** STATED EXERCISE **
Reproduce each line of the following data verbatim, with no changes.

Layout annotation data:
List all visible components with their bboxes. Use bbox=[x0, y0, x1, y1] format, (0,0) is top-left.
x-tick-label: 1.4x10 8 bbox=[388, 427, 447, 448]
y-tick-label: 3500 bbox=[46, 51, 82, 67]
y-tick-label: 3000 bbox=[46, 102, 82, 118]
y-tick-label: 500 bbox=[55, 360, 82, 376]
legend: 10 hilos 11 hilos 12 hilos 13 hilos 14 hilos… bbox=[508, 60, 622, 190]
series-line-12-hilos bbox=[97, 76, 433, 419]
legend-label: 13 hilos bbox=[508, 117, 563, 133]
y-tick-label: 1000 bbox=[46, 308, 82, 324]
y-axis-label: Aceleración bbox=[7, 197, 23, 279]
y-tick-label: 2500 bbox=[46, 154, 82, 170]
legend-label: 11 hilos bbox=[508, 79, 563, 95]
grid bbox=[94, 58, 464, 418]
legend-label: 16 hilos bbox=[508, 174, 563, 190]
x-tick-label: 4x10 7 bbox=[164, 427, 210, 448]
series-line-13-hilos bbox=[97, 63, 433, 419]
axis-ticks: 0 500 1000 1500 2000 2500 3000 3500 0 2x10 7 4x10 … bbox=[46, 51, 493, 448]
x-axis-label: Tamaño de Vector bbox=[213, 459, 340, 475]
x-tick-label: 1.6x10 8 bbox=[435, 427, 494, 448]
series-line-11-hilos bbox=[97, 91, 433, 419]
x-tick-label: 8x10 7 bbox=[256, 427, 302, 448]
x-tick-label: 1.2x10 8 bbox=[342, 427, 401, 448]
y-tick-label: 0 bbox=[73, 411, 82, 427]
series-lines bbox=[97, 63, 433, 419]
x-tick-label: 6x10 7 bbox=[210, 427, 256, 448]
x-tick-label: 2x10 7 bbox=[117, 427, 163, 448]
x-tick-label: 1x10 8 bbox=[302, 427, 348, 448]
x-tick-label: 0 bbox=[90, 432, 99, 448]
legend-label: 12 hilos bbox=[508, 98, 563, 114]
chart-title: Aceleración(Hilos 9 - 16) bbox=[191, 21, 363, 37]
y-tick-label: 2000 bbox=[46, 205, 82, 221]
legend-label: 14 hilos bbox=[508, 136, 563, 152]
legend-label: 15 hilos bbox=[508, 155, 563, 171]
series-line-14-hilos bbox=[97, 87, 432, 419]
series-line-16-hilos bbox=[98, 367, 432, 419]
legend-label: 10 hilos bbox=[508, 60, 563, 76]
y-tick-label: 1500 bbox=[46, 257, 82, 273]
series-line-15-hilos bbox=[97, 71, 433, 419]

** OUTPUT OF THE EXERCISE **
List all visible components with their bboxes. Use bbox=[x0, y0, x1, y1] format, (0,0) is top-left.
x-tick-label: 1.4x10 8 bbox=[388, 427, 447, 448]
y-tick-label: 3500 bbox=[46, 51, 82, 67]
y-tick-label: 3000 bbox=[46, 102, 82, 118]
y-tick-label: 500 bbox=[55, 360, 82, 376]
legend: 10 hilos 11 hilos 12 hilos 13 hilos 14 hilos… bbox=[508, 60, 622, 190]
series-line-12-hilos bbox=[97, 76, 433, 419]
legend-label: 13 hilos bbox=[508, 117, 563, 133]
y-tick-label: 1000 bbox=[46, 308, 82, 324]
y-axis-label: Aceleración bbox=[7, 197, 23, 279]
y-tick-label: 2500 bbox=[46, 154, 82, 170]
legend-label: 11 hilos bbox=[508, 79, 563, 95]
grid bbox=[94, 58, 464, 418]
legend-label: 16 hilos bbox=[508, 174, 563, 190]
x-tick-label: 4x10 7 bbox=[164, 427, 210, 448]
series-line-13-hilos bbox=[97, 63, 433, 419]
axis-ticks: 0 500 1000 1500 2000 2500 3000 3500 0 2x10 7 4x10 … bbox=[46, 51, 493, 448]
x-axis-label: Tamaño de Vector bbox=[213, 459, 340, 475]
x-tick-label: 1.6x10 8 bbox=[435, 427, 494, 448]
series-line-11-hilos bbox=[97, 91, 433, 419]
x-tick-label: 8x10 7 bbox=[256, 427, 302, 448]
x-tick-label: 1.2x10 8 bbox=[342, 427, 401, 448]
y-tick-label: 0 bbox=[73, 411, 82, 427]
series-lines bbox=[97, 63, 433, 419]
x-tick-label: 6x10 7 bbox=[210, 427, 256, 448]
x-tick-label: 2x10 7 bbox=[117, 427, 163, 448]
x-tick-label: 1x10 8 bbox=[302, 427, 348, 448]
x-tick-label: 0 bbox=[90, 432, 99, 448]
legend-label: 12 hilos bbox=[508, 98, 563, 114]
chart-title: Aceleración(Hilos 9 - 16) bbox=[191, 21, 363, 37]
y-tick-label: 2000 bbox=[46, 205, 82, 221]
legend-label: 14 hilos bbox=[508, 136, 563, 152]
legend-label: 15 hilos bbox=[508, 155, 563, 171]
series-line-14-hilos bbox=[97, 87, 432, 419]
series-line-16-hilos bbox=[98, 367, 432, 419]
legend-label: 10 hilos bbox=[508, 60, 563, 76]
y-tick-label: 1500 bbox=[46, 257, 82, 273]
series-line-15-hilos bbox=[97, 71, 433, 419]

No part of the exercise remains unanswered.